#### WORK REQUEST 1
Answer from the GWPIS description:
(a) Which R version does the project require?
(b) What two resources does GWPIS integrate?
(c) What version of DESeq2 is listed?
#### WORK REQUEST 2
Quote the GWPIS description word for word, between "GWPIS (Geometric Weighted" and "the pathway level.", inclusive.

#### EXCERPT
GWPIS (Geometric Weighted Pathway Interaction Score) is a framework developed to explore the interaction between SARS-CoV-2 proteins and host immune pathways. The library integrates D-SCRIPT protein-language models (available at https://d-script.readthedocs.io) and weighted pathway activity scores from PROGENy (available at https://saezlab.github.io/progeny/) to quantify how SARS-CoV-2 proteins interact with host immune responses at the pathway level.
This project requires both R (4.0.2) and Python (3.7.12) environments.
R packages required:
- dplyr (1.1.3)
- ggplot2 (3.4.4)
- reshape2 (1.4.4)
- tidyr (1.3.0)
- igraph (1.5.1)
- Matrix (1.6-1.1)
- DESeq2 (1.42.0)
- Mfuzz (2.48.0)
- PROGENy (1.10.0)
- clusterProfiler (4.9.0.002)
- GenomicRanges (1.52.1)

#### ENTRIES SUPPLIED
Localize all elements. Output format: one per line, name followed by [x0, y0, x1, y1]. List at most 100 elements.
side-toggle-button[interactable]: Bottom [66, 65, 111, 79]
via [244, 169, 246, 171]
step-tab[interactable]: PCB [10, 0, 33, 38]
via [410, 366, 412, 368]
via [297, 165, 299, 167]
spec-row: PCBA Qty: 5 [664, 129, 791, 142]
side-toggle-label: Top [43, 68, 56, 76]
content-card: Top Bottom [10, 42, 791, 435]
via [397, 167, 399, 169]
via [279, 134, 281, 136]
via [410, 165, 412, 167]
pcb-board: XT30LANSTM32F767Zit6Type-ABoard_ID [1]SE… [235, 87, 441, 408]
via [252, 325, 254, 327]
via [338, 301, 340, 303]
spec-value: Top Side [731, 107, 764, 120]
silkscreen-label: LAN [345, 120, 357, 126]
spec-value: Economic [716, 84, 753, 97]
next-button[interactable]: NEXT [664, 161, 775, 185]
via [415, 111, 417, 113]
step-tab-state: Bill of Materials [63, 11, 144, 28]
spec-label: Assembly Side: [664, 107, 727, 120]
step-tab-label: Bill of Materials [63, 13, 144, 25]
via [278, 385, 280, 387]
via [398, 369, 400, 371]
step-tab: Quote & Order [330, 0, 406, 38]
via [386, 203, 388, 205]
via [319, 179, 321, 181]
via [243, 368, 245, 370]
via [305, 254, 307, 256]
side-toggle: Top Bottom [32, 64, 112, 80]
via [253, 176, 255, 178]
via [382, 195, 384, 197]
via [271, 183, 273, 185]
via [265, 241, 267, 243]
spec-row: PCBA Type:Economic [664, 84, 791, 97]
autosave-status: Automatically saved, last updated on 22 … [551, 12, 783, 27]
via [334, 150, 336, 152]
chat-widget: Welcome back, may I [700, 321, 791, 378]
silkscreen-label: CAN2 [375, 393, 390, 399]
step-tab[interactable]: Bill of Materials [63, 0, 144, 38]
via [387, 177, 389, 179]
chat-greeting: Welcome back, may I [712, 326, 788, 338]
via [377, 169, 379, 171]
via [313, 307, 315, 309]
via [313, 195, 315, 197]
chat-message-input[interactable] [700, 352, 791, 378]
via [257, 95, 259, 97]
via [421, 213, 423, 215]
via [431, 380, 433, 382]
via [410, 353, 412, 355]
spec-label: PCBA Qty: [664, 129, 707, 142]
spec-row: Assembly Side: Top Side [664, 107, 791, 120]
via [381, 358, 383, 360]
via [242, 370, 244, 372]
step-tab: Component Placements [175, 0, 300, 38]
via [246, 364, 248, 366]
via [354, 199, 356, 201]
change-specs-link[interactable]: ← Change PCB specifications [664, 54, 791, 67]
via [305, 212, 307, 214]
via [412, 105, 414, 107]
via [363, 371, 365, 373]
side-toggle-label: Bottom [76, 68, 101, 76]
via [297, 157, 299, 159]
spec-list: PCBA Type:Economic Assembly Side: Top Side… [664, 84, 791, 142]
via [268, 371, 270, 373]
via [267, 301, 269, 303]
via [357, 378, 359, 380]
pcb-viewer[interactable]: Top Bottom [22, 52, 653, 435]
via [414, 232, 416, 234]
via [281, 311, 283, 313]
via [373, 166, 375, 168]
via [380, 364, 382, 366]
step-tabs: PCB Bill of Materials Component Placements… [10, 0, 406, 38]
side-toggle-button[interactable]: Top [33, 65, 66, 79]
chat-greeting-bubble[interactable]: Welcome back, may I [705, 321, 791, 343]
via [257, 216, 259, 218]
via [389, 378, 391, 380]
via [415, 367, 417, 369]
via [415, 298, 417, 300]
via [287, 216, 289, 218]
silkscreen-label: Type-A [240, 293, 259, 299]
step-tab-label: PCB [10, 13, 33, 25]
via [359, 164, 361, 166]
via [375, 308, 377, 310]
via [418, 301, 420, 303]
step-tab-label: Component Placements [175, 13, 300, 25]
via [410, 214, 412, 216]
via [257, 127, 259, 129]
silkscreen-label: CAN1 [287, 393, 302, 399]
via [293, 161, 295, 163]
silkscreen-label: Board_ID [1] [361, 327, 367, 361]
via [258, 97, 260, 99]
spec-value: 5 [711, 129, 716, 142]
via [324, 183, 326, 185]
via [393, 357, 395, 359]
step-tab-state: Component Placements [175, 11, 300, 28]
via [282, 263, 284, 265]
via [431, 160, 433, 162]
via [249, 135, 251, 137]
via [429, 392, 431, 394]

#### REPLY 1
(a) R 4.0.2
(b) D-SCRIPT protein-language models and weighted pathway activity scores from PROGENy
(c) 1.42.0

#### REPLY 2
GWPIS (Geometric Weighted Pathway Interaction Score) is a framework developed to explore the interaction between SARS-CoV-2 proteins and host immune pathways. The library integrates D-SCRIPT protein-language models (available at https://d-script.readthedocs.io) and weighted pathway activity scores from PROGENy (available at https://saezlab.github.io/progeny/) to quantify how SARS-CoV-2 proteins interact with host immune responses at the pathway level.